The Case of Tammy Zywicki
Confessions and Connections
Bruce Mendenhall was initially charged only with the murder of Sara Hulbert, but during interrogation he implicated himself in five other crimes, including the murder of Symantha Winters. He revealed details of the January 29, 2007, killing of Deborah Ann Glover, 43, whose body had been found behind a hotel near a Suwanee, Ga., truck stop. Like Winters, Glover had been a prostitute.
Mendenhall confessed to the killing of Sherry Drinkard, also 43 and a prostitute, whose body had been found on February 22, 2007, shot in the head and tossed into a snow bank at another TA truck stop, this one in Lake Station, Ind. He also claimed responsibility for the murder of Lucille Gretna Carter, 44, whose body had been found near a trash bin on the side of a road outside of Birmingham, Ala., on July 7, 2007. Carter had been shot and her body had been stripped naked, similarly to Drinkard's.

LISTED RECORDS
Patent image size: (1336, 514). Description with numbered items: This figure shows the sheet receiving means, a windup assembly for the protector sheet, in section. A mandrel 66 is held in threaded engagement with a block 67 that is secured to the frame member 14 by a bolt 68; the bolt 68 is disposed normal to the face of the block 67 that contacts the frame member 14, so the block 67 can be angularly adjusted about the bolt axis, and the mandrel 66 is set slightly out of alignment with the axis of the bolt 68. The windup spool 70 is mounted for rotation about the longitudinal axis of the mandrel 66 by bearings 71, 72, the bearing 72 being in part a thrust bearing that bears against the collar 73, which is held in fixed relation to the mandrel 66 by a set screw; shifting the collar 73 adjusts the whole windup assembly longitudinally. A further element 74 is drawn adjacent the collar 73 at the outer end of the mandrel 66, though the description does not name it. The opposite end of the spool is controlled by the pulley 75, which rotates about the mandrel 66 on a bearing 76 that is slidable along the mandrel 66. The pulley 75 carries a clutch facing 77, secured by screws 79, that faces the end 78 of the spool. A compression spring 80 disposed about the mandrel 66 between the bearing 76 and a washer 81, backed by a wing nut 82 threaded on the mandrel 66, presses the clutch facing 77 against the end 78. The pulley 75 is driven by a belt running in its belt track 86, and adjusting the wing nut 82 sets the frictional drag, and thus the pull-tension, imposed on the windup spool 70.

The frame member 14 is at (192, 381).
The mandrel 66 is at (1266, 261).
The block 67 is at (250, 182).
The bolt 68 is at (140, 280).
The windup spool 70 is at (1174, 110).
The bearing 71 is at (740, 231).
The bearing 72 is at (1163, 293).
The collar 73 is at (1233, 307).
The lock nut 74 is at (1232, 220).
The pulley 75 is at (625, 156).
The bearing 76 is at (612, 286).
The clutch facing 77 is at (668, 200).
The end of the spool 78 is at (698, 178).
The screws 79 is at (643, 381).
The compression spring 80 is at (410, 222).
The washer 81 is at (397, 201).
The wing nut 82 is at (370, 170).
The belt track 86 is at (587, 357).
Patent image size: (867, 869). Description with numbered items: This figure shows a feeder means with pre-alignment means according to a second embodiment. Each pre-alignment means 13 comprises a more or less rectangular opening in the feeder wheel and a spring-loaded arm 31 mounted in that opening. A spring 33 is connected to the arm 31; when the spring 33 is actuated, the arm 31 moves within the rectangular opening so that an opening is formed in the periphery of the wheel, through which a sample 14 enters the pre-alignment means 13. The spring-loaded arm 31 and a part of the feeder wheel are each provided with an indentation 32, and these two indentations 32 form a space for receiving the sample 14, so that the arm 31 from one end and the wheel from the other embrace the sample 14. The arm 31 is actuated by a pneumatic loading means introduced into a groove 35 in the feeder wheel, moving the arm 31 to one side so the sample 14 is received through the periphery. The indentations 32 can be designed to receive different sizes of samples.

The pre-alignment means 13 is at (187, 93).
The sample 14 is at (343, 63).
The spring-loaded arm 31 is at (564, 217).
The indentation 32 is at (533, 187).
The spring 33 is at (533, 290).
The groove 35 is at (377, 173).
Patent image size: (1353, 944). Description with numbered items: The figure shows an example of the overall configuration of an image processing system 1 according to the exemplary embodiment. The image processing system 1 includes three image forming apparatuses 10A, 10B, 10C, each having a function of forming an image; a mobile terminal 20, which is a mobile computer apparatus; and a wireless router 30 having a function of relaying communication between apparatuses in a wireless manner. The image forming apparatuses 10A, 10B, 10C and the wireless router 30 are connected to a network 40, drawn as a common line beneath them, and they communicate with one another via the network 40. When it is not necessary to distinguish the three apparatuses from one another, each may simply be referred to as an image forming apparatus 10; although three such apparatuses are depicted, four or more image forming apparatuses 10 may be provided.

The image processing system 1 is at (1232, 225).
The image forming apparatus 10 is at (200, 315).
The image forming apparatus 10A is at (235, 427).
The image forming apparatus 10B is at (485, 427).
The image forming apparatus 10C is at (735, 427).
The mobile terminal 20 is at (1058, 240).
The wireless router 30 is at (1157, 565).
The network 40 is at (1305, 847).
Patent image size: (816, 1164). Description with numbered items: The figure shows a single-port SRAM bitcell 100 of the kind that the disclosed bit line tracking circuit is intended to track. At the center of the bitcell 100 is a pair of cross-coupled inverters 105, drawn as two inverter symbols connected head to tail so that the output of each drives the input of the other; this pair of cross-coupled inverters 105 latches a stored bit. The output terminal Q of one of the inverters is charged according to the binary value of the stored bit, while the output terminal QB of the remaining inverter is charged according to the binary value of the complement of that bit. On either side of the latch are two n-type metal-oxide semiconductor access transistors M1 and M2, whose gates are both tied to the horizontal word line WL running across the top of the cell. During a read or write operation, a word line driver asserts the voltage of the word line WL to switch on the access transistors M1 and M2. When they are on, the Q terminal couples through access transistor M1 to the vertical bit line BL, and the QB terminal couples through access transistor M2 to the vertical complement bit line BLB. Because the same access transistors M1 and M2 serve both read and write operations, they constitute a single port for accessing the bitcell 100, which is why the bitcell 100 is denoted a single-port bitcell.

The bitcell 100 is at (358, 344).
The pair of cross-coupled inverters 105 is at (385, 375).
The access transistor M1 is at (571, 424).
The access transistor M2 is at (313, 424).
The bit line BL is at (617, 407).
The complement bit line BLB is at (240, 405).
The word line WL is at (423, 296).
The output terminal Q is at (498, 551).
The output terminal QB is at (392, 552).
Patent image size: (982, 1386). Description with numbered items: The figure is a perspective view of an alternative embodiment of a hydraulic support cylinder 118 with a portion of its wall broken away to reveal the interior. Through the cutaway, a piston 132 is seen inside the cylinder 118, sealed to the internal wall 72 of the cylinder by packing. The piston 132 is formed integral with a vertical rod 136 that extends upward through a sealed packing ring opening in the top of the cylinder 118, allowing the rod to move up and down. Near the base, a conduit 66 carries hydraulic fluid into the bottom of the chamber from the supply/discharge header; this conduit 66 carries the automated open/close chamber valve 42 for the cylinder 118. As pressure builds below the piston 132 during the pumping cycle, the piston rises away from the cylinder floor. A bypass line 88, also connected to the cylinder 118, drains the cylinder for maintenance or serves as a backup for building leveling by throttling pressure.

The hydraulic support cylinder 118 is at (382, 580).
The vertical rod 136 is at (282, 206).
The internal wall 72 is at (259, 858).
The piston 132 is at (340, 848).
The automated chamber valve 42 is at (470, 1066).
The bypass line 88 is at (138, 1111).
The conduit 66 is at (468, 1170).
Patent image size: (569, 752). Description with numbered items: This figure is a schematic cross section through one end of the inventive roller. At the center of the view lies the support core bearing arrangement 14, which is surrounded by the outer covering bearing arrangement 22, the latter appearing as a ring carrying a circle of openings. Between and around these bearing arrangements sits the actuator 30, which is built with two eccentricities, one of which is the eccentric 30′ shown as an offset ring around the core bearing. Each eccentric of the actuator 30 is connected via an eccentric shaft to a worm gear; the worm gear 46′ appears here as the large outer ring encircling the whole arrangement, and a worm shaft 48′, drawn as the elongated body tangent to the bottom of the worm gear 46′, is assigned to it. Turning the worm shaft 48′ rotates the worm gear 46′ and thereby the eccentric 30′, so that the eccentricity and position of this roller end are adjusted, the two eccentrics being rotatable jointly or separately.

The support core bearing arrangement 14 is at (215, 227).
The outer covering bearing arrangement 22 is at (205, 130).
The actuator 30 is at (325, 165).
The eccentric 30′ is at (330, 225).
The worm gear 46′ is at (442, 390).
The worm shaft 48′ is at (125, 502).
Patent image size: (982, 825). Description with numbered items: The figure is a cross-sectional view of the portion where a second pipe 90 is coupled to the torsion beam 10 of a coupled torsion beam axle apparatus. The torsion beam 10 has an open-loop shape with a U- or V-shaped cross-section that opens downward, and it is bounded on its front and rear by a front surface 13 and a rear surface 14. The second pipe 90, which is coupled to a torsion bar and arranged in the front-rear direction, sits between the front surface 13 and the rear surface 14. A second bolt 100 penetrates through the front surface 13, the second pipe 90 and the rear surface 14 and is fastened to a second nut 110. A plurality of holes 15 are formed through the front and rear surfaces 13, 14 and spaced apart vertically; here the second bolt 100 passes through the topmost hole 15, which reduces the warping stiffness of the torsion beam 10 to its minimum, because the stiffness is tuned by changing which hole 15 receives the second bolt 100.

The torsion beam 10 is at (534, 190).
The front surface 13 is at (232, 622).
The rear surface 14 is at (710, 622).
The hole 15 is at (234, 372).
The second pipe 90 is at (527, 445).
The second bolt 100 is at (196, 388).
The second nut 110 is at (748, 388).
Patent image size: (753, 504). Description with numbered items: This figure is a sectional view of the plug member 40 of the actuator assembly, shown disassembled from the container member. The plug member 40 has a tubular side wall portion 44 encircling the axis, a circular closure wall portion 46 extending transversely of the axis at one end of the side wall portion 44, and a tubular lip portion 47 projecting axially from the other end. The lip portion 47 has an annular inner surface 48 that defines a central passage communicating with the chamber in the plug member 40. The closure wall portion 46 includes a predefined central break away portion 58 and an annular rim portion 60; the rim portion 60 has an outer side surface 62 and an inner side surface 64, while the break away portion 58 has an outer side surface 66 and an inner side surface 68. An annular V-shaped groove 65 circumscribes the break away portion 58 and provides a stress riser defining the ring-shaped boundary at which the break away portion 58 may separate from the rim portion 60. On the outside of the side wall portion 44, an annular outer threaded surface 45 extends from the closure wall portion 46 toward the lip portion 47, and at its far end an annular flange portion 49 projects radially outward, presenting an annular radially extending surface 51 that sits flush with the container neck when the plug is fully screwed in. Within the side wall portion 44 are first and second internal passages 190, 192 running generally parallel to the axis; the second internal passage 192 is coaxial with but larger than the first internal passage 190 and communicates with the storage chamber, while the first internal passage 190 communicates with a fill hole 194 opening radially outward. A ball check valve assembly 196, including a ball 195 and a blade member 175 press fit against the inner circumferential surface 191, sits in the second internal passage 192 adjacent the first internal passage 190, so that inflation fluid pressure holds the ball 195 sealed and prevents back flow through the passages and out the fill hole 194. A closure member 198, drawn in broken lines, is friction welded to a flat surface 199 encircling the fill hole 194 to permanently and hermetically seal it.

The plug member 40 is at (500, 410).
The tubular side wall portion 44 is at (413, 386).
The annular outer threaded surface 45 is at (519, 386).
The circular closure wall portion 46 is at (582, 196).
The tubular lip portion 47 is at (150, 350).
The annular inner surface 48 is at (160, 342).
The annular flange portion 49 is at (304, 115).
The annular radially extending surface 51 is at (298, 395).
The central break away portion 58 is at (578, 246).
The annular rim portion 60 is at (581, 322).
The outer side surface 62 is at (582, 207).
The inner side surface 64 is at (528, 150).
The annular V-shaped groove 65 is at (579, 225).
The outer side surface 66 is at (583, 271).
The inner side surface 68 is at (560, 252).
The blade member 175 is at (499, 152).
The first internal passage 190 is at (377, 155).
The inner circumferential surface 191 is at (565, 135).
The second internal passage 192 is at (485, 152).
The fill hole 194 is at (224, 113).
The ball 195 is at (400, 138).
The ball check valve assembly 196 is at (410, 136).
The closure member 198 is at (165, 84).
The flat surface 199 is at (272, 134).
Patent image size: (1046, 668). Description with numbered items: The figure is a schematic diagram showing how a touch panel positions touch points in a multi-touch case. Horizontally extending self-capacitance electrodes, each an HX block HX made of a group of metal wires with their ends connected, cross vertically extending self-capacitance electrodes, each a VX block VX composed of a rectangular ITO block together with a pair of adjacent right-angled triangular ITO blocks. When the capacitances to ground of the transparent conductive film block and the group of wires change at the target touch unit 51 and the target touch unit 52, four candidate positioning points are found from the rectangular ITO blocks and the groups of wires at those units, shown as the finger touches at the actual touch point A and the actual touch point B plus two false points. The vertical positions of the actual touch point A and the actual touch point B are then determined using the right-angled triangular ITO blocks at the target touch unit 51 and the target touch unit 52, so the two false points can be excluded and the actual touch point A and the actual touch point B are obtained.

DIRECTIONS FOR THIS TASK
Update the passage on the Tammy Zywicki case from "Mendenhall confessed to" to "similarly to Drinkard's.", putting "snowbank" in place of "snow bank". Work from the text alone and leave the records aside.

TASK RESPONSE
Mendenhall confessed to the killing of Sherry Drinkard, also 43 and a prostitute, whose body had been found on February 22, 2007, shot in the head and tossed into a snowbank at another TA truck stop, this one in Lake Station, Ind. He also claimed responsibility for the murder of Lucille Gretna Carter, 44, whose body had been found near a trash bin on the side of a road outside of Birmingham, Ala., on July 7, 2007. Carter had been shot and her body had been stripped naked, similarly to Drinkard's.